Task to carry out
The records below must be retyped exactly.
--- begin Given records ---
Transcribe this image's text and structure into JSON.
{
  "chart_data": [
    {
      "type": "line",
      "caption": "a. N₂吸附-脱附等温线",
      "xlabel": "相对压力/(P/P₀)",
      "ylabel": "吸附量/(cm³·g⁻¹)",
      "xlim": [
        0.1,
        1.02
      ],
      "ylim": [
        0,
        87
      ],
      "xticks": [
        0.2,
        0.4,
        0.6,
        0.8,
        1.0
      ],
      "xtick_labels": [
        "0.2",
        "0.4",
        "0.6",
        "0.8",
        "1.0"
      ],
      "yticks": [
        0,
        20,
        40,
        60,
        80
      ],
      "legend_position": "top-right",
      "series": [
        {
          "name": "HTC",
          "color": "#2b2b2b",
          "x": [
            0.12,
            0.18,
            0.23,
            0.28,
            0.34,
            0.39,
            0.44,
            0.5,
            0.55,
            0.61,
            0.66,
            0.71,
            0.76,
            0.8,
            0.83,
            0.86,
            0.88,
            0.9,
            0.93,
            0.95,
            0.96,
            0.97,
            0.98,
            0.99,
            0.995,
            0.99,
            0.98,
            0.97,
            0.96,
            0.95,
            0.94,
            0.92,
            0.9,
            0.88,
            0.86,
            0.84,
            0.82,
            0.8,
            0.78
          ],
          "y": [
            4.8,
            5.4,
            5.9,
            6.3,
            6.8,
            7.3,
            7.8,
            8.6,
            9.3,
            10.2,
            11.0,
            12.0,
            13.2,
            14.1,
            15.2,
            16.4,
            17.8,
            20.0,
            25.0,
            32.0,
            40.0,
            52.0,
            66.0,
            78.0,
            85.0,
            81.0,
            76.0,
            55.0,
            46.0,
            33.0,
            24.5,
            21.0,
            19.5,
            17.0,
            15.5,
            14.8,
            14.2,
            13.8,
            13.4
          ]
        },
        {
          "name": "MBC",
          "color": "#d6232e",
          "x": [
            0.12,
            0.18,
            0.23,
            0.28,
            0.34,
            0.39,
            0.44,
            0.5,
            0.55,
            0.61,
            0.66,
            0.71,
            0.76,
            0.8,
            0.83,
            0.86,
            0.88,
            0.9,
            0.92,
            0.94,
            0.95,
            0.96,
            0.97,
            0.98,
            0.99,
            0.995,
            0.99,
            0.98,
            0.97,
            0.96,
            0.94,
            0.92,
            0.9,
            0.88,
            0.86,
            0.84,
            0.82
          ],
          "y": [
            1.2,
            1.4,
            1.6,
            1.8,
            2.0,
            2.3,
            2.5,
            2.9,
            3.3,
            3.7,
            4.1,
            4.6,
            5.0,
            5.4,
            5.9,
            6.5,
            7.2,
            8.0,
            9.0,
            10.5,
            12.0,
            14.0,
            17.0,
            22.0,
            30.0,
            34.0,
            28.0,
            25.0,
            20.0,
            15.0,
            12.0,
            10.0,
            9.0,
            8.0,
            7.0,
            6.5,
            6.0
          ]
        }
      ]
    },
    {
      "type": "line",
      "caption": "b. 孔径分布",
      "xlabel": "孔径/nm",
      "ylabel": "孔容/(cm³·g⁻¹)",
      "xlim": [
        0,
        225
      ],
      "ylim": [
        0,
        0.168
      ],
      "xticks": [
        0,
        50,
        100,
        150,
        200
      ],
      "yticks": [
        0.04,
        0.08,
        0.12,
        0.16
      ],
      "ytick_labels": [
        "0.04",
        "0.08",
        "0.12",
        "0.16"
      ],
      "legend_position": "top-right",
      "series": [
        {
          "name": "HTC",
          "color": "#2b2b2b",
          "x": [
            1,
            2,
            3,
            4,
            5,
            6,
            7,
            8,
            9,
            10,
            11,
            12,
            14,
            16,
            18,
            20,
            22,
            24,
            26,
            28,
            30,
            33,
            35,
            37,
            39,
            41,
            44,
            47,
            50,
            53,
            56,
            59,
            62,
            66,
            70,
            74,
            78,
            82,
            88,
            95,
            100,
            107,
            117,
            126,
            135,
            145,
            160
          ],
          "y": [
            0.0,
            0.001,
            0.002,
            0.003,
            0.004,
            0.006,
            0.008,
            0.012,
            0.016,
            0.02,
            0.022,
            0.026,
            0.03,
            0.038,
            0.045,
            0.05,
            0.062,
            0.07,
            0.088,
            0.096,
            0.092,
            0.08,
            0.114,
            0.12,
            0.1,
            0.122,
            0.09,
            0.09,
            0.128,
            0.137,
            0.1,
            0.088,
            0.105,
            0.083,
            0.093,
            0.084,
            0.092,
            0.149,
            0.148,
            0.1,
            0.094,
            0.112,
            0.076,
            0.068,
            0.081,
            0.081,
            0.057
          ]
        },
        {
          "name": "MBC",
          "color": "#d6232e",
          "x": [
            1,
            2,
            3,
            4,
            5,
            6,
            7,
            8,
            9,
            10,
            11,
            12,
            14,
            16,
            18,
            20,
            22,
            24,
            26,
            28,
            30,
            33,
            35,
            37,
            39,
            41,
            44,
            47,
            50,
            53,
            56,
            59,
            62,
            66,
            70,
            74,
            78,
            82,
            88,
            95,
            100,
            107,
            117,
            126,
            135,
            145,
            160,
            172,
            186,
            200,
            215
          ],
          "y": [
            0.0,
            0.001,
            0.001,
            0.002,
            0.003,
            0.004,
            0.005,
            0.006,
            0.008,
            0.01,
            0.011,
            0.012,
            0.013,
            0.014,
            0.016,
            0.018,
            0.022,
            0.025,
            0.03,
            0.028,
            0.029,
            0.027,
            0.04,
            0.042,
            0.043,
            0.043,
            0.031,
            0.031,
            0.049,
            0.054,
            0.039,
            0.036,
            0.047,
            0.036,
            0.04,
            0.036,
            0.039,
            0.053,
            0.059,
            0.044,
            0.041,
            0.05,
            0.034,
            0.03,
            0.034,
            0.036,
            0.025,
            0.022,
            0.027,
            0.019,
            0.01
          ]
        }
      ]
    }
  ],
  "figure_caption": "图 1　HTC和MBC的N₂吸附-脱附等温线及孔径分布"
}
--- end Given records ---
Solution to this exercise
Transcribe this image's text and structure into JSON.
{
  "chart_data": [
    {
      "type": "line",
      "caption": "a. N₂吸附-脱附等温线",
      "xlabel": "相对压力/(P/P₀)",
      "ylabel": "吸附量/(cm³·g⁻¹)",
      "xlim": [
        0.1,
        1.02
      ],
      "ylim": [
        0,
        87
      ],
      "xticks": [
        0.2,
        0.4,
        0.6,
        0.8,
        1.0
      ],
      "xtick_labels": [
        "0.2",
        "0.4",
        "0.6",
        "0.8",
        "1.0"
      ],
      "yticks": [
        0,
        20,
        40,
        60,
        80
      ],
      "legend_position": "top-right",
      "series": [
        {
          "name": "HTC",
          "color": "#2b2b2b",
          "x": [
            0.12,
            0.18,
            0.23,
            0.28,
            0.34,
            0.39,
            0.44,
            0.5,
            0.55,
            0.61,
            0.66,
            0.71,
            0.76,
            0.8,
            0.83,
            0.86,
            0.88,
            0.9,
            0.93,
            0.95,
            0.96,
            0.97,
            0.98,
            0.99,
            0.995,
            0.99,
            0.98,
            0.97,
            0.96,
            0.95,
            0.94,
            0.92,
            0.9,
            0.88,
            0.86,
            0.84,
            0.82,
            0.8,
            0.78
          ],
          "y": [
            4.8,
            5.4,
            5.9,
            6.3,
            6.8,
            7.3,
            7.8,
            8.6,
            9.3,
            10.2,
            11.0,
            12.0,
            13.2,
            14.1,
            15.2,
            16.4,
            17.8,
            20.0,
            25.0,
            32.0,
            40.0,
            52.0,
            66.0,
            78.0,
            85.0,
            81.0,
            76.0,
            55.0,
            46.0,
            33.0,
            24.5,
            21.0,
            19.5,
            17.0,
            15.5,
            14.8,
            14.2,
            13.8,
            13.4
          ]
        },
        {
          "name": "MBC",
          "color": "#d6232e",
          "x": [
            0.12,
            0.18,
            0.23,
            0.28,
            0.34,
            0.39,
            0.44,
            0.5,
            0.55,
            0.61,
            0.66,
            0.71,
            0.76,
            0.8,
            0.83,
            0.86,
            0.88,
            0.9,
            0.92,
            0.94,
            0.95,
            0.96,
            0.97,
            0.98,
            0.99,
            0.995,
            0.99,
            0.98,
            0.97,
            0.96,
            0.94,
            0.92,
            0.9,
            0.88,
            0.86,
            0.84,
            0.82
          ],
          "y": [
            1.2,
            1.4,
            1.6,
            1.8,
            2.0,
            2.3,
            2.5,
            2.9,
            3.3,
            3.7,
            4.1,
            4.6,
            5.0,
            5.4,
            5.9,
            6.5,
            7.2,
            8.0,
            9.0,
            10.5,
            12.0,
            14.0,
            17.0,
            22.0,
            30.0,
            34.0,
            28.0,
            25.0,
            20.0,
            15.0,
            12.0,
            10.0,
            9.0,
            8.0,
            7.0,
            6.5,
            6.0
          ]
        }
      ]
    },
    {
      "type": "line",
      "caption": "b. 孔径分布",
      "xlabel": "孔径/nm",
      "ylabel": "孔容/(cm³·g⁻¹)",
      "xlim": [
        0,
        225
      ],
      "ylim": [
        0,
        0.168
      ],
      "xticks": [
        0,
        50,
        100,
        150,
        200
      ],
      "yticks": [
        0.04,
        0.08,
        0.12,
        0.16
      ],
      "ytick_labels": [
        "0.04",
        "0.08",
        "0.12",
        "0.16"
      ],
      "legend_position": "top-right",
      "series": [
        {
          "name": "HTC",
          "color": "#2b2b2b",
          "x": [
            1,
            2,
            3,
            4,
            5,
            6,
            7,
            8,
            9,
            10,
            11,
            12,
            14,
            16,
            18,
            20,
            22,
            24,
            26,
            28,
            30,
            33,
            35,
            37,
            39,
            41,
            44,
            47,
            50,
            53,
            56,
            59,
            62,
            66,
            70,
            74,
            78,
            82,
            88,
            95,
            100,
            107,
            117,
            126,
            135,
            145,
            160
          ],
          "y": [
            0.0,
            0.001,
            0.002,
            0.003,
            0.004,
            0.006,
            0.008,
            0.012,
            0.016,
            0.02,
            0.022,
            0.026,
            0.03,
            0.038,
            0.045,
            0.05,
            0.062,
            0.07,
            0.088,
            0.096,
            0.092,
            0.08,
            0.114,
            0.12,
            0.1,
            0.122,
            0.09,
            0.09,
            0.128,
            0.137,
            0.1,
            0.088,
            0.105,
            0.083,
            0.093,
            0.084,
            0.092,
            0.149,
            0.148,
            0.1,
            0.094,
            0.112,
            0.076,
            0.068,
            0.081,
            0.081,
            0.057
          ]
        },
        {
          "name": "MBC",
          "color": "#d6232e",
          "x": [
            1,
            2,
            3,
            4,
            5,
            6,
            7,
            8,
            9,
            10,
            11,
            12,
            14,
            16,
            18,
            20,
            22,
            24,
            26,
            28,
            30,
            33,
            35,
            37,
            39,
            41,
            44,
            47,
            50,
            53,
            56,
            59,
            62,
            66,
            70,
            74,
            78,
            82,
            88,
            95,
            100,
            107,
            117,
            126,
            135,
            145,
            160,
            172,
            186,
            200,
            215
          ],
          "y": [
            0.0,
            0.001,
            0.001,
            0.002,
            0.003,
            0.004,
            0.005,
            0.006,
            0.008,
            0.01,
            0.011,
            0.012,
            0.013,
            0.014,
            0.016,
            0.018,
            0.022,
            0.025,
            0.03,
            0.028,
            0.029,
            0.027,
            0.04,
            0.042,
            0.043,
            0.043,
            0.031,
            0.031,
            0.049,
            0.054,
            0.039,
            0.036,
            0.047,
            0.036,
            0.04,
            0.036,
            0.039,
            0.053,
            0.059,
            0.044,
            0.041,
            0.05,
            0.034,
            0.03,
            0.034,
            0.036,
            0.025,
            0.022,
            0.027,
            0.019,
            0.01
          ]
        }
      ]
    }
  ],
  "figure_caption": "图 1　HTC和MBC的N₂吸附-脱附等温线及孔径分布"
}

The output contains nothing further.